======== Data for this task ========

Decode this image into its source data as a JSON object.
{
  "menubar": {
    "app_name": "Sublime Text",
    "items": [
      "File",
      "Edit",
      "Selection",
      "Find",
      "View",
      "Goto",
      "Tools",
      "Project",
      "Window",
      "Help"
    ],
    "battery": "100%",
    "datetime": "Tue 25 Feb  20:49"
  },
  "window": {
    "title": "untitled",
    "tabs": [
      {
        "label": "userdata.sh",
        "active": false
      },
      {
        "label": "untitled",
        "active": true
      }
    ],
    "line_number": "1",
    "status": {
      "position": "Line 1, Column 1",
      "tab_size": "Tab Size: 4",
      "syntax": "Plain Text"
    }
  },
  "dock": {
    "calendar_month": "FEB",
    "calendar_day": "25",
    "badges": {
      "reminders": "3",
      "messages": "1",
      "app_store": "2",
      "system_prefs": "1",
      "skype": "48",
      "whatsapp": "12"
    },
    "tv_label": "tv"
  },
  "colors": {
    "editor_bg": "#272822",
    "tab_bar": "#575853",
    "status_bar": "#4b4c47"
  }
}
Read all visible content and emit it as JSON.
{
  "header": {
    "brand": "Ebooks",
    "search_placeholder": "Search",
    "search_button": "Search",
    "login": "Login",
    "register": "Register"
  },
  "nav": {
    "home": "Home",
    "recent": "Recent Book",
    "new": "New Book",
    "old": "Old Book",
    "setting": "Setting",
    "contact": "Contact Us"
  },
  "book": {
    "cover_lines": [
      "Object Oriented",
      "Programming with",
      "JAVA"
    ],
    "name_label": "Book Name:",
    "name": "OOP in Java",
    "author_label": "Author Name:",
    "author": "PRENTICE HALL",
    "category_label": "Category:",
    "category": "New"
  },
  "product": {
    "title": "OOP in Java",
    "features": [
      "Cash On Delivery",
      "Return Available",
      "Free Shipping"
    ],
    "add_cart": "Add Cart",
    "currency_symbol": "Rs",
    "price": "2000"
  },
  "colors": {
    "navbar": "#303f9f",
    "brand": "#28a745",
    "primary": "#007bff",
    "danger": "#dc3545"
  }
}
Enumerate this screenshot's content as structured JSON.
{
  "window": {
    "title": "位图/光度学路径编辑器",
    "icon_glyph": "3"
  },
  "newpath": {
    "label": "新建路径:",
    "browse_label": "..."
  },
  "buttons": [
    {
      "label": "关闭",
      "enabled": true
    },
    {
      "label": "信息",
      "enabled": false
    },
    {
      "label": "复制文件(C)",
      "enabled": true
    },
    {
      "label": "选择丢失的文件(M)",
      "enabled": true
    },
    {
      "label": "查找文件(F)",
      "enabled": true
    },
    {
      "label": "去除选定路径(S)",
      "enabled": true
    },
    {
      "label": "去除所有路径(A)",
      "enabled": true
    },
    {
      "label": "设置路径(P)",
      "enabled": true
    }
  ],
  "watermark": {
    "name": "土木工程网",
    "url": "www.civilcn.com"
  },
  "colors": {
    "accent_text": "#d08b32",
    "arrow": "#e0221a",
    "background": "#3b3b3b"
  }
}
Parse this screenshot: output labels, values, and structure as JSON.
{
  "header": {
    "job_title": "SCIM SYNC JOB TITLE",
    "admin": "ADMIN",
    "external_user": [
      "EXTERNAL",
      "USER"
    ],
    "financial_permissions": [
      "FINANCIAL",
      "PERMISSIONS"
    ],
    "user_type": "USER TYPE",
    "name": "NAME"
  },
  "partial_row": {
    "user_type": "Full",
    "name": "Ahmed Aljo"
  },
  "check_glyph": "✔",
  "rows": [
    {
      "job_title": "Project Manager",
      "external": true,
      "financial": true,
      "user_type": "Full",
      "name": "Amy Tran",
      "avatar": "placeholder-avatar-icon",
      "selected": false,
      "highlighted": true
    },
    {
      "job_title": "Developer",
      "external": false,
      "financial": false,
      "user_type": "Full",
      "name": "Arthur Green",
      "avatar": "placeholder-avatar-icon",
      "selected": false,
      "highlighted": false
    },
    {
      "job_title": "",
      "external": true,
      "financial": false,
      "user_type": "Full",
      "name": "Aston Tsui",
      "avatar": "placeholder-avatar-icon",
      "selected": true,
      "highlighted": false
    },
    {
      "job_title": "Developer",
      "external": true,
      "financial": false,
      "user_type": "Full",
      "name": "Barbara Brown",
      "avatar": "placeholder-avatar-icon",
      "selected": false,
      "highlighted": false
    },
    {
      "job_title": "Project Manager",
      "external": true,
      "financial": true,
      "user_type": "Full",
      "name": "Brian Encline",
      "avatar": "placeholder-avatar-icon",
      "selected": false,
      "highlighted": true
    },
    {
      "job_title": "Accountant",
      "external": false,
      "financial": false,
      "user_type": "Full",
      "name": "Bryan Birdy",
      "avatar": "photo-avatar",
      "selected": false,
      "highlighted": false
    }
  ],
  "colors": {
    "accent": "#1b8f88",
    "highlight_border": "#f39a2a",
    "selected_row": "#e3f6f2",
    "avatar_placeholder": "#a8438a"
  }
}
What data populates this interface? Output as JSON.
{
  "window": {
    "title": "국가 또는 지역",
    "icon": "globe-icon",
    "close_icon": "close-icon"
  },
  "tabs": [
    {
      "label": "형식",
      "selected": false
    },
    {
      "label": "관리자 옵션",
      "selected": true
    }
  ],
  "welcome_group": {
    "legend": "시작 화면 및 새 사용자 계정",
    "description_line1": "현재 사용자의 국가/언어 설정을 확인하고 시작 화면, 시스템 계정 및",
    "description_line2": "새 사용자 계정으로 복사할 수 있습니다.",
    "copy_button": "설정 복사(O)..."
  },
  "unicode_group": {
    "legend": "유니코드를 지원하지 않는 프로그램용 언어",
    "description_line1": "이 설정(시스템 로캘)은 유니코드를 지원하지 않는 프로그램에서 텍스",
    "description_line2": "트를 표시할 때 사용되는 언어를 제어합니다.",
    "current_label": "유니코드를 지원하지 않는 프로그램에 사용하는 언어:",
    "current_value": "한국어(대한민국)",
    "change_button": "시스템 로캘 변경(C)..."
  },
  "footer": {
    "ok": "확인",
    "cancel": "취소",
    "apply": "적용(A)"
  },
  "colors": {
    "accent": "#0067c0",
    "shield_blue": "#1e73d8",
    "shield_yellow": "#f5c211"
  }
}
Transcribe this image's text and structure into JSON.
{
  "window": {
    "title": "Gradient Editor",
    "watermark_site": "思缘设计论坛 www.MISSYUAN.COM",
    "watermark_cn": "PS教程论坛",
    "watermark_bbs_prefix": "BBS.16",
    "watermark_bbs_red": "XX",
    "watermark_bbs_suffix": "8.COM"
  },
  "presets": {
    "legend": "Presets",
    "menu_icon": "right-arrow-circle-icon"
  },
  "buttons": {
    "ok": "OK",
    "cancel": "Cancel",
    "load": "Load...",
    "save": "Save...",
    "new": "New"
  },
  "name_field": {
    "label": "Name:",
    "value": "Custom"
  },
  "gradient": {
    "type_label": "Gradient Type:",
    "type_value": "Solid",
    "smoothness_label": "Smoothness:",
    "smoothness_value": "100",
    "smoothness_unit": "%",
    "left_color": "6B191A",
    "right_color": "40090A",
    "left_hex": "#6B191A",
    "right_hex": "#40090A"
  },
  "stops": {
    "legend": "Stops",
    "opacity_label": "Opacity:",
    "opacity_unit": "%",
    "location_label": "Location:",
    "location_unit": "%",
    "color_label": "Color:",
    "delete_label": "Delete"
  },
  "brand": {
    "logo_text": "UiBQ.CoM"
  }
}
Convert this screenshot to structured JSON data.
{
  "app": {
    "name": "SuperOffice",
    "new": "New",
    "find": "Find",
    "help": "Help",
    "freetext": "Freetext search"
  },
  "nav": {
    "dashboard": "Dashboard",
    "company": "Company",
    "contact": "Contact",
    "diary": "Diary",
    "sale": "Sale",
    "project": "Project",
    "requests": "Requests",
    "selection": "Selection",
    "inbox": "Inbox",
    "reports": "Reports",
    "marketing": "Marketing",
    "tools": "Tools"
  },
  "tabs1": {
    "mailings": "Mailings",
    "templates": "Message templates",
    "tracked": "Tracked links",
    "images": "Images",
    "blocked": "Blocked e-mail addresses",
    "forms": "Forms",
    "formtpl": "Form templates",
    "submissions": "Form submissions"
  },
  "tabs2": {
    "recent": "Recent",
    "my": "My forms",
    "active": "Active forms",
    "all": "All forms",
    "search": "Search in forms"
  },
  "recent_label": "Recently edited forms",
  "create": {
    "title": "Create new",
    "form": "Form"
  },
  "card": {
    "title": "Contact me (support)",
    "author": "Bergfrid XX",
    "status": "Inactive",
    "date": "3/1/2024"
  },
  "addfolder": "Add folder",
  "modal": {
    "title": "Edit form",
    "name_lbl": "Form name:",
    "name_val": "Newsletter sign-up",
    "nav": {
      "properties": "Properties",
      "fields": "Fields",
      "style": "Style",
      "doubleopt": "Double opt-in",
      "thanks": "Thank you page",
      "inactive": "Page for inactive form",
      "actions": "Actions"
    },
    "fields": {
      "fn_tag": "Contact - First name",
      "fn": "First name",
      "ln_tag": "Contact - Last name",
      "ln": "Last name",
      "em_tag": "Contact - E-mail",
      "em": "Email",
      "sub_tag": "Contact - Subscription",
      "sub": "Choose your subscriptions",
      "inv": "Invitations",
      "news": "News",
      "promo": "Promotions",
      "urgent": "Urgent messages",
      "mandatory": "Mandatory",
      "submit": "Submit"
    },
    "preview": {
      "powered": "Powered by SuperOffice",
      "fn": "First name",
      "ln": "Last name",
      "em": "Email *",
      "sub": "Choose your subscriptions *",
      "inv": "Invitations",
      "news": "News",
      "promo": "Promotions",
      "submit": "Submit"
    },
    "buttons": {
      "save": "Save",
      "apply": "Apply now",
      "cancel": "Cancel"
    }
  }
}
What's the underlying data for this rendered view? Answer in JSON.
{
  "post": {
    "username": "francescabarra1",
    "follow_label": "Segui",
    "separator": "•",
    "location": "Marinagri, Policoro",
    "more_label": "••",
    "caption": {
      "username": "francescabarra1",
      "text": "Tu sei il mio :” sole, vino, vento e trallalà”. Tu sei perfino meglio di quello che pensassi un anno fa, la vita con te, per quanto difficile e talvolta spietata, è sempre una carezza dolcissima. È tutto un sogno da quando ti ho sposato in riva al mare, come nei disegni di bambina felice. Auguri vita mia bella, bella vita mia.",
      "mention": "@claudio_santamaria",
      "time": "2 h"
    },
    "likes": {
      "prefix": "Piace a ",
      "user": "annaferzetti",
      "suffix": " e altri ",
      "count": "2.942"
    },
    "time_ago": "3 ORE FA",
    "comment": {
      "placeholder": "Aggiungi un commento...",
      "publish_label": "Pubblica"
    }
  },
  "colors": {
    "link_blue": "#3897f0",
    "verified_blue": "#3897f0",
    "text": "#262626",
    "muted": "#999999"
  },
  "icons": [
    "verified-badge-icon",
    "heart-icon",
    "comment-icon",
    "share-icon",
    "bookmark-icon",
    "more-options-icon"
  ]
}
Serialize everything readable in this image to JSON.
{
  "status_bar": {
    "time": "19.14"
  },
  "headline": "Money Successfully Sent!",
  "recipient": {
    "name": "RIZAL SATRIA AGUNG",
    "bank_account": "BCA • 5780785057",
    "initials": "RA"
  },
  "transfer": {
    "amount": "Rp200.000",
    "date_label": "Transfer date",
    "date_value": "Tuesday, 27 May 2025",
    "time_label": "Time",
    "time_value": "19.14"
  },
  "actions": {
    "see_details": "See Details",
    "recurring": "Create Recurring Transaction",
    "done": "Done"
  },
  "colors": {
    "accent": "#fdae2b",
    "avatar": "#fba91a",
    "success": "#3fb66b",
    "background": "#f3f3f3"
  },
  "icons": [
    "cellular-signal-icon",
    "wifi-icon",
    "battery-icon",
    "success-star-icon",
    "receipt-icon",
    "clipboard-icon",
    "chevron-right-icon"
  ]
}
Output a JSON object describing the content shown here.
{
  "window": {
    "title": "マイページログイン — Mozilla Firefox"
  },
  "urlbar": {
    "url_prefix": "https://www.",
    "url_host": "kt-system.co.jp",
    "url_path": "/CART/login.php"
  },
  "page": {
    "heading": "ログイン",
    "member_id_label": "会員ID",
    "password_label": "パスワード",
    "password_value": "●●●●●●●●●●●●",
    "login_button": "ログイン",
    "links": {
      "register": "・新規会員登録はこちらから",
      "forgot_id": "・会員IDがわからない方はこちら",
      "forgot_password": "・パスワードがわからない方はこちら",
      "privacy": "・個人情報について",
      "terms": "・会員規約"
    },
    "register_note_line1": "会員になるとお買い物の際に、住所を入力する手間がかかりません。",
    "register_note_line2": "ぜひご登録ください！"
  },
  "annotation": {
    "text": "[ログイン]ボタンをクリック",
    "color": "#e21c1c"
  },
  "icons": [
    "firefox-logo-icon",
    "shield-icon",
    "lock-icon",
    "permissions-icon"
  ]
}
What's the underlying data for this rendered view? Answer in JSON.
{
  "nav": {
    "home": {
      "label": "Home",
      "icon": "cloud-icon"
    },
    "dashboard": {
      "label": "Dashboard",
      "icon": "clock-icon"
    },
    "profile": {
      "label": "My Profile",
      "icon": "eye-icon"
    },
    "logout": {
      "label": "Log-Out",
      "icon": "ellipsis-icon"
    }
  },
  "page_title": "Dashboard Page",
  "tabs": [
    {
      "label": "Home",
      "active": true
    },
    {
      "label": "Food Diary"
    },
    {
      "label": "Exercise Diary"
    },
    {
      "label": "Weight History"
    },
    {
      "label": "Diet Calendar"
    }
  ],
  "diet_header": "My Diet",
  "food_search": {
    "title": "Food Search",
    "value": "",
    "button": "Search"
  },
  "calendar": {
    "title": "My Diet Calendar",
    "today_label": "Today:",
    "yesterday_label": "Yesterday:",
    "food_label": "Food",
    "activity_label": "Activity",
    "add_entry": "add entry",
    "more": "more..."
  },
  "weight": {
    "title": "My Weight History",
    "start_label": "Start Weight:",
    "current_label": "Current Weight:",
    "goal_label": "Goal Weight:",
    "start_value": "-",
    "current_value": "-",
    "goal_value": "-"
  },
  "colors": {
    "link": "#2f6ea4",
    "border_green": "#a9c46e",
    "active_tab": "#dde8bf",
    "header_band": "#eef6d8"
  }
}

========

Pick out and copy the lines of the material that include the word "into".

▶ Solution to the exercise
Decode this image into its source data as a JSON object.
Transcribe this image's text and structure into JSON.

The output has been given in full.